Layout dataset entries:
• • • • •
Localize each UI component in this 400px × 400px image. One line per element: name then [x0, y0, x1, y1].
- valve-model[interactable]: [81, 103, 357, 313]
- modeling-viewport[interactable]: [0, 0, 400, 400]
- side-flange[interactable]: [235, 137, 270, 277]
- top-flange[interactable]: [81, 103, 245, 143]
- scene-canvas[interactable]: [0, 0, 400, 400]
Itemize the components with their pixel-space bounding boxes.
• • • • •
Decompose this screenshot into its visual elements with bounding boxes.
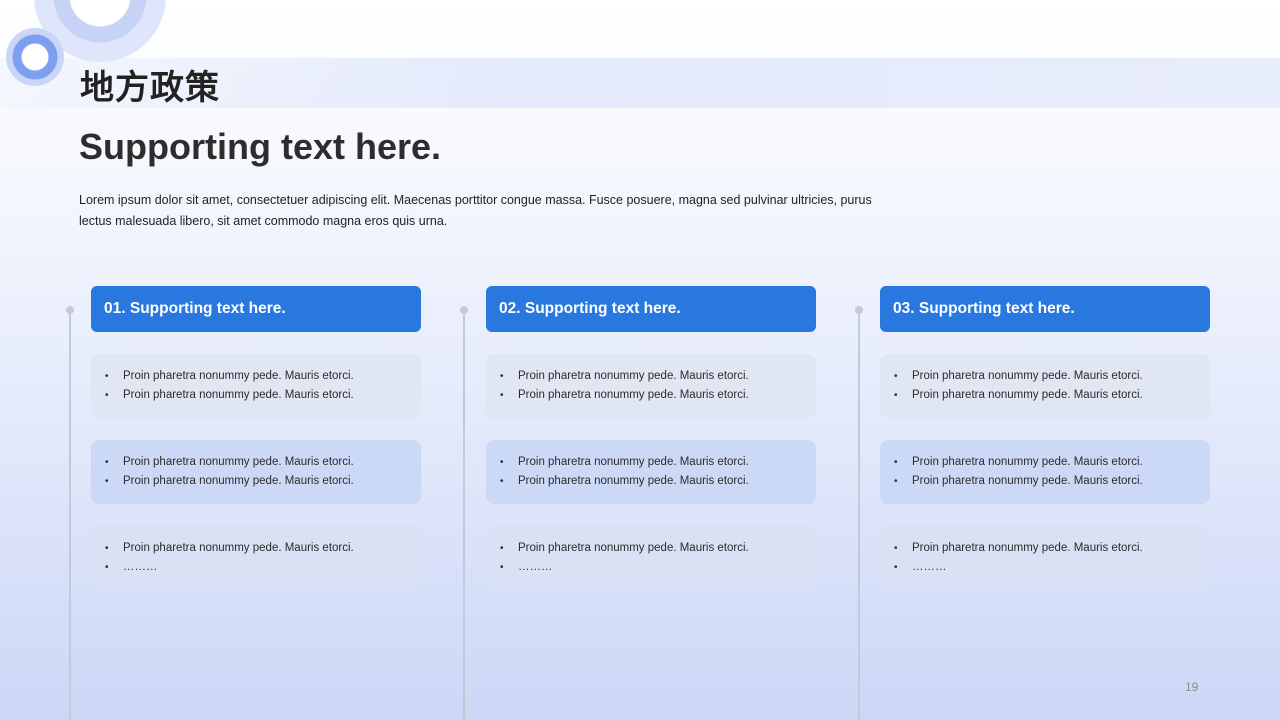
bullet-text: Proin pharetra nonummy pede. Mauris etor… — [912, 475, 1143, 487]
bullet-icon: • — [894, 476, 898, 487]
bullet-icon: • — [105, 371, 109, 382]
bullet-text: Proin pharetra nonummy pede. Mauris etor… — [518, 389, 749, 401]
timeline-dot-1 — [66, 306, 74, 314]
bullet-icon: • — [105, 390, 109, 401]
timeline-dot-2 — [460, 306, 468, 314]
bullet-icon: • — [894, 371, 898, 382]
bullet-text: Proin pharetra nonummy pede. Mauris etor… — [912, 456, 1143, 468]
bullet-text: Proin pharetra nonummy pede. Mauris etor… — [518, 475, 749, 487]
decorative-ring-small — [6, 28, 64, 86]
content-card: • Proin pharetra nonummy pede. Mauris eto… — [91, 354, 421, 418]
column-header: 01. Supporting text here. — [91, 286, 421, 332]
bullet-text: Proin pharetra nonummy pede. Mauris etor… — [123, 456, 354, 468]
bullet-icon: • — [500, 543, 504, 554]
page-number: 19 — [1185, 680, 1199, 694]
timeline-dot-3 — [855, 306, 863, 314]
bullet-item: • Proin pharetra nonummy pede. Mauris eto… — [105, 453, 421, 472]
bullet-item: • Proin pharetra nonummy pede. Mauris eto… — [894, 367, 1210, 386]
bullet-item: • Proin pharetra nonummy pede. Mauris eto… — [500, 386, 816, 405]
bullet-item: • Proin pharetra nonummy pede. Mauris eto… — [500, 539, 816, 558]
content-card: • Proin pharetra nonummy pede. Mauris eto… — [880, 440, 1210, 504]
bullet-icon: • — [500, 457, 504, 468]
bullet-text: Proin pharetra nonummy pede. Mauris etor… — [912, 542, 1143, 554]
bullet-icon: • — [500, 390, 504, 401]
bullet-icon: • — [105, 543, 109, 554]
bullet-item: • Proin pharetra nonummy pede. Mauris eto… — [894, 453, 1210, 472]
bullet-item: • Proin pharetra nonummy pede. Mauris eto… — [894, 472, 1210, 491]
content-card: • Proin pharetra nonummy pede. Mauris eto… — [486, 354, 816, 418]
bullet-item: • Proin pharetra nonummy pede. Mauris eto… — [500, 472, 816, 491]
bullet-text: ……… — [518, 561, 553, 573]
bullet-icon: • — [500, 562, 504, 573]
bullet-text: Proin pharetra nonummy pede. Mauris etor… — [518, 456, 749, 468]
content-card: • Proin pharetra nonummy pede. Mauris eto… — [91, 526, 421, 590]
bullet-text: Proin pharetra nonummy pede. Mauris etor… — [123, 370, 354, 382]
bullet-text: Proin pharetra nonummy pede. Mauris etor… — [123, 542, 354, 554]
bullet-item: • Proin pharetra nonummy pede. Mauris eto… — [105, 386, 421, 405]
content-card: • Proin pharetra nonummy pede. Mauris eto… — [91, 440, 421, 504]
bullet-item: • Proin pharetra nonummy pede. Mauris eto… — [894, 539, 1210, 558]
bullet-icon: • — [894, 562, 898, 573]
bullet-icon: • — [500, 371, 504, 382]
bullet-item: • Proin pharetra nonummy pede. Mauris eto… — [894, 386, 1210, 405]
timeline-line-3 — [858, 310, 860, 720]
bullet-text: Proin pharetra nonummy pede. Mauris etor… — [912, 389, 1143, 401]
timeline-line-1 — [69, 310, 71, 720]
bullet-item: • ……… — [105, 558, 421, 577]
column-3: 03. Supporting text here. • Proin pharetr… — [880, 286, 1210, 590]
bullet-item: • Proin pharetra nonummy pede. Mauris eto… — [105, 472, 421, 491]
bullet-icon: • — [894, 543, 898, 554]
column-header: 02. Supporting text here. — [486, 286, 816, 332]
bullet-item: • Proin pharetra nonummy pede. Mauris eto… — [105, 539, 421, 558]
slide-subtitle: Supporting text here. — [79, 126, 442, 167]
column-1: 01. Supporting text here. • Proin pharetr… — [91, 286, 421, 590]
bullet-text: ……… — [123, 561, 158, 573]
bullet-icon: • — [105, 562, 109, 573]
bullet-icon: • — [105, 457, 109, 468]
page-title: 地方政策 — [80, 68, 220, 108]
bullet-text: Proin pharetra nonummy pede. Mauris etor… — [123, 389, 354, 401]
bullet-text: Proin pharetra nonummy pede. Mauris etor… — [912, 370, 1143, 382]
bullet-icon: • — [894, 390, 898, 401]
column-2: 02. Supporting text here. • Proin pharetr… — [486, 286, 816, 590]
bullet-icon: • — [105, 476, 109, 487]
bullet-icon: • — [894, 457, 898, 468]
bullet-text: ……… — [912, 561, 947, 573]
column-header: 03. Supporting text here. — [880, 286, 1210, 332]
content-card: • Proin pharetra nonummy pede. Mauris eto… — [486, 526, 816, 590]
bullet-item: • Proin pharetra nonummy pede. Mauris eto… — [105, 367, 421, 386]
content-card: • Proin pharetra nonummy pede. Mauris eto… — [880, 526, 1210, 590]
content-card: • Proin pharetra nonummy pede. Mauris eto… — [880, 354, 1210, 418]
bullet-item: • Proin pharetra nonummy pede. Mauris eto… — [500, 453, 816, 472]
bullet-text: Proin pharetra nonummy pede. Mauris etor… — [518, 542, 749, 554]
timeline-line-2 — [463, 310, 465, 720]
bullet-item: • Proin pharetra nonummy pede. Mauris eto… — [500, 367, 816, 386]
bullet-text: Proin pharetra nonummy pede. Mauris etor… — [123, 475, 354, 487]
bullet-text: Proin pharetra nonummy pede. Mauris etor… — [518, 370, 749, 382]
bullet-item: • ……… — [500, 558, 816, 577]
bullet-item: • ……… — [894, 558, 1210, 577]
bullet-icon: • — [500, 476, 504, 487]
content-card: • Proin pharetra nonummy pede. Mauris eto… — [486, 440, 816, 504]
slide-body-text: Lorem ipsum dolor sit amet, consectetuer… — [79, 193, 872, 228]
• • • • •
What this task involves — Render everything from the line containing "Decompose this screenshot" down to the line containing "539, 816, 558]" as a JSON list of strings, one per line, skipping blank lines and leaving out the picture.

Solved exercise —
[
  "Decompose this screenshot into its visual elements with bounding boxes.",
  "bullet-text: Proin pharetra nonummy pede. Mauris etor… — [912, 475, 1143, 487]",
  "bullet-icon: • — [894, 476, 898, 487]",
  "bullet-icon: • — [105, 371, 109, 382]",
  "bullet-text: Proin pharetra nonummy pede. Mauris etor… — [518, 389, 749, 401]",
  "timeline-dot-1 — [66, 306, 74, 314]",
  "bullet-icon: • — [105, 390, 109, 401]",
  "timeline-dot-2 — [460, 306, 468, 314]",
  "bullet-icon: • — [894, 371, 898, 382]",
  "bullet-text: Proin pharetra nonummy pede. Mauris etor… — [912, 456, 1143, 468]",
  "bullet-text: Proin pharetra nonummy pede. Mauris etor… — [518, 475, 749, 487]",
  "decorative-ring-small — [6, 28, 64, 86]",
  "content-card: • Proin pharetra nonummy pede. Mauris eto… — [91, 354, 421, 418]",
  "column-header: 01. Supporting text here. — [91, 286, 421, 332]",
  "bullet-text: Proin pharetra nonummy pede. Mauris etor… — [123, 456, 354, 468]",
  "bullet-icon: • — [500, 543, 504, 554]",
  "page-number: 19 — [1185, 680, 1199, 694]",
  "timeline-dot-3 — [855, 306, 863, 314]",
  "bullet-item: • Proin pharetra nonummy pede. Mauris eto… — [105, 453, 421, 472]",
  "bullet-item: • Proin pharetra nonummy pede. Mauris eto… — [894, 367, 1210, 386]",
  "bullet-item: • Proin pharetra nonummy pede. Mauris eto… — [500, 386, 816, 405]",
  "bullet-item: • Proin pharetra nonummy pede. Mauris eto… — [500, 539, 816, 558]"
]